Extract every line where the string "được" appears.

##### Excerpted records

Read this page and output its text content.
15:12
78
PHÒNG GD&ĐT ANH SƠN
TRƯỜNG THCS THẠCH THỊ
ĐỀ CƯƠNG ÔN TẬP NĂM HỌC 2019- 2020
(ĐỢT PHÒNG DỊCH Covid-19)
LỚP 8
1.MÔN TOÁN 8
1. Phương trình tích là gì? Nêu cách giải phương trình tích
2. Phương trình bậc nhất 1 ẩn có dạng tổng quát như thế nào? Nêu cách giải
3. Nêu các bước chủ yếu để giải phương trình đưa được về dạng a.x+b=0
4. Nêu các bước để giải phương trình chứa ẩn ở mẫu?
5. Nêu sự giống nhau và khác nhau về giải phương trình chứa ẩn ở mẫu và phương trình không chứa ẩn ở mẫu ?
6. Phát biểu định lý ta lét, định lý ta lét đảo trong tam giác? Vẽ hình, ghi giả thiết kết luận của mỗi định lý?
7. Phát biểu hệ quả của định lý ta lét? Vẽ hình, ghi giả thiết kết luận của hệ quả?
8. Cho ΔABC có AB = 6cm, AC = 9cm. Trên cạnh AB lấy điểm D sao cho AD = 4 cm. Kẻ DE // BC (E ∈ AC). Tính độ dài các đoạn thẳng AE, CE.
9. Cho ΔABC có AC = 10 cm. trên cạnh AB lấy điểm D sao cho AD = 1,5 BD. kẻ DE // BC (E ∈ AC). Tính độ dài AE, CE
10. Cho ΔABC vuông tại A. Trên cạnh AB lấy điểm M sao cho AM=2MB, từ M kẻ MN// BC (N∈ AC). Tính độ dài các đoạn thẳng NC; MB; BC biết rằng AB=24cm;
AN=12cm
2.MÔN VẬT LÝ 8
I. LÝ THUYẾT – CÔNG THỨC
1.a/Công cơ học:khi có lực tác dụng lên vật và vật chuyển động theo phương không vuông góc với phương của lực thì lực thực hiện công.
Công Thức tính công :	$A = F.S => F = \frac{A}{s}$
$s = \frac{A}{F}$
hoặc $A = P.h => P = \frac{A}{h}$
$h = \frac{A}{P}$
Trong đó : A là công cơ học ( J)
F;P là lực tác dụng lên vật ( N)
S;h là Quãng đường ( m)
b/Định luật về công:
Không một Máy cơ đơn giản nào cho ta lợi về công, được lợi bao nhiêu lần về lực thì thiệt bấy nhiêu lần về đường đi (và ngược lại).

##########

Solution to the problem ->
3. Nêu các bước chủ yếu để giải phương trình đưa được về dạng a.x+b=0
Không một Máy cơ đơn giản nào cho ta lợi về công, được lợi bao nhiêu lần về lực thì thiệt bấy nhiêu lần về đường đi (và ngược lại).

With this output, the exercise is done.